## THE REQUEST
Your task is to print all of the data word for word.

## INPUT MATERIAL
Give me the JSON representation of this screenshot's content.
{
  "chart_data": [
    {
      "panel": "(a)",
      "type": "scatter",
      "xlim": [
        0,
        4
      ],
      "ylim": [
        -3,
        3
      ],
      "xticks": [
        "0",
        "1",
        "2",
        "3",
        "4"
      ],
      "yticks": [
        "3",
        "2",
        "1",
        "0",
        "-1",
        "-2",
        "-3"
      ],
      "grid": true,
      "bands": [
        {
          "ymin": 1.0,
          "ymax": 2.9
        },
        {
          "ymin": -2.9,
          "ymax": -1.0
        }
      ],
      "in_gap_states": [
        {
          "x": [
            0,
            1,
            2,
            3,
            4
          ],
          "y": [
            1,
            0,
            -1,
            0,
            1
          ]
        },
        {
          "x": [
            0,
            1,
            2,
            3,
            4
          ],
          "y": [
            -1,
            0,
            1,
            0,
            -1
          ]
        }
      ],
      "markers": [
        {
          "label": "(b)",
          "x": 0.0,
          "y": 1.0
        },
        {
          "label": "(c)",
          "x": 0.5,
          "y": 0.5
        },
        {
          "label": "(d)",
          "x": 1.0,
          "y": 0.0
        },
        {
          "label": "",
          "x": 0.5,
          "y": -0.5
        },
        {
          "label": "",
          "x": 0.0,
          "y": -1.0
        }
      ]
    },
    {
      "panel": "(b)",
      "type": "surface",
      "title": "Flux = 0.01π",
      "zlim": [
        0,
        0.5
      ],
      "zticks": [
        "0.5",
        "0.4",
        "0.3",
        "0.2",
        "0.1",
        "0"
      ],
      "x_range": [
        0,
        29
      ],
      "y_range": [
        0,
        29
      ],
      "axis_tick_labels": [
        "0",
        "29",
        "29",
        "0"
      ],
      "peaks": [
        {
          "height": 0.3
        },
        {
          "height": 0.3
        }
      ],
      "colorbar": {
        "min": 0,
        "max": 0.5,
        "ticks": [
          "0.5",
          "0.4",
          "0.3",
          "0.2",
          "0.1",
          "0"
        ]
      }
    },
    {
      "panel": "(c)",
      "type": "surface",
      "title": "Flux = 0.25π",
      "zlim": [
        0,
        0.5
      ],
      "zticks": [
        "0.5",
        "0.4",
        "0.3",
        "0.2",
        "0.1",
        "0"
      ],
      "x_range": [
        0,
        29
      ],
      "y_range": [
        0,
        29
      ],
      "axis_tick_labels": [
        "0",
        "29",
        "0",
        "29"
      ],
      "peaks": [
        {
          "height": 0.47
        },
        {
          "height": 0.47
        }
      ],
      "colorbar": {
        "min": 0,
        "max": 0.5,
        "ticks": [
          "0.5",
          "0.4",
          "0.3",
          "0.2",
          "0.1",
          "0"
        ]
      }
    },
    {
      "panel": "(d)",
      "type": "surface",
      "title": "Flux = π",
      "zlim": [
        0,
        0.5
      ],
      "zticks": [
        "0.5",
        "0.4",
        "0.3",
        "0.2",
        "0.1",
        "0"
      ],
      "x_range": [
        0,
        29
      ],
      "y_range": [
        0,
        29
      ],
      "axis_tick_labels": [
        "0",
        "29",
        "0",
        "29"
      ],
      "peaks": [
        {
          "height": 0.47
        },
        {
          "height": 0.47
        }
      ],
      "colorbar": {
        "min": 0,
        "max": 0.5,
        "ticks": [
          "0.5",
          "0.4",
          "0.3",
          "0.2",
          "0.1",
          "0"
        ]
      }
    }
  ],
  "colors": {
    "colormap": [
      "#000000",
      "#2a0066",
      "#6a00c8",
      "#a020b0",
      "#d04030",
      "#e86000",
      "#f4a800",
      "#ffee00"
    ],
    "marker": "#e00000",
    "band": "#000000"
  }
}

## FINISHED EXERCISE
Give me the JSON representation of this screenshot's content.
{
  "chart_data": [
    {
      "panel": "(a)",
      "type": "scatter",
      "xlim": [
        0,
        4
      ],
      "ylim": [
        -3,
        3
      ],
      "xticks": [
        "0",
        "1",
        "2",
        "3",
        "4"
      ],
      "yticks": [
        "3",
        "2",
        "1",
        "0",
        "-1",
        "-2",
        "-3"
      ],
      "grid": true,
      "bands": [
        {
          "ymin": 1.0,
          "ymax": 2.9
        },
        {
          "ymin": -2.9,
          "ymax": -1.0
        }
      ],
      "in_gap_states": [
        {
          "x": [
            0,
            1,
            2,
            3,
            4
          ],
          "y": [
            1,
            0,
            -1,
            0,
            1
          ]
        },
        {
          "x": [
            0,
            1,
            2,
            3,
            4
          ],
          "y": [
            -1,
            0,
            1,
            0,
            -1
          ]
        }
      ],
      "markers": [
        {
          "label": "(b)",
          "x": 0.0,
          "y": 1.0
        },
        {
          "label": "(c)",
          "x": 0.5,
          "y": 0.5
        },
        {
          "label": "(d)",
          "x": 1.0,
          "y": 0.0
        },
        {
          "label": "",
          "x": 0.5,
          "y": -0.5
        },
        {
          "label": "",
          "x": 0.0,
          "y": -1.0
        }
      ]
    },
    {
      "panel": "(b)",
      "type": "surface",
      "title": "Flux = 0.01π",
      "zlim": [
        0,
        0.5
      ],
      "zticks": [
        "0.5",
        "0.4",
        "0.3",
        "0.2",
        "0.1",
        "0"
      ],
      "x_range": [
        0,
        29
      ],
      "y_range": [
        0,
        29
      ],
      "axis_tick_labels": [
        "0",
        "29",
        "29",
        "0"
      ],
      "peaks": [
        {
          "height": 0.3
        },
        {
          "height": 0.3
        }
      ],
      "colorbar": {
        "min": 0,
        "max": 0.5,
        "ticks": [
          "0.5",
          "0.4",
          "0.3",
          "0.2",
          "0.1",
          "0"
        ]
      }
    },
    {
      "panel": "(c)",
      "type": "surface",
      "title": "Flux = 0.25π",
      "zlim": [
        0,
        0.5
      ],
      "zticks": [
        "0.5",
        "0.4",
        "0.3",
        "0.2",
        "0.1",
        "0"
      ],
      "x_range": [
        0,
        29
      ],
      "y_range": [
        0,
        29
      ],
      "axis_tick_labels": [
        "0",
        "29",
        "0",
        "29"
      ],
      "peaks": [
        {
          "height": 0.47
        },
        {
          "height": 0.47
        }
      ],
      "colorbar": {
        "min": 0,
        "max": 0.5,
        "ticks": [
          "0.5",
          "0.4",
          "0.3",
          "0.2",
          "0.1",
          "0"
        ]
      }
    },
    {
      "panel": "(d)",
      "type": "surface",
      "title": "Flux = π",
      "zlim": [
        0,
        0.5
      ],
      "zticks": [
        "0.5",
        "0.4",
        "0.3",
        "0.2",
        "0.1",
        "0"
      ],
      "x_range": [
        0,
        29
      ],
      "y_range": [
        0,
        29
      ],
      "axis_tick_labels": [
        "0",
        "29",
        "0",
        "29"
      ],
      "peaks": [
        {
          "height": 0.47
        },
        {
          "height": 0.47
        }
      ],
      "colorbar": {
        "min": 0,
        "max": 0.5,
        "ticks": [
          "0.5",
          "0.4",
          "0.3",
          "0.2",
          "0.1",
          "0"
        ]
      }
    }
  ],
  "colors": {
    "colormap": [
      "#000000",
      "#2a0066",
      "#6a00c8",
      "#a020b0",
      "#d04030",
      "#e86000",
      "#f4a800",
      "#ffee00"
    ],
    "marker": "#e00000",
    "band": "#000000"
  }
}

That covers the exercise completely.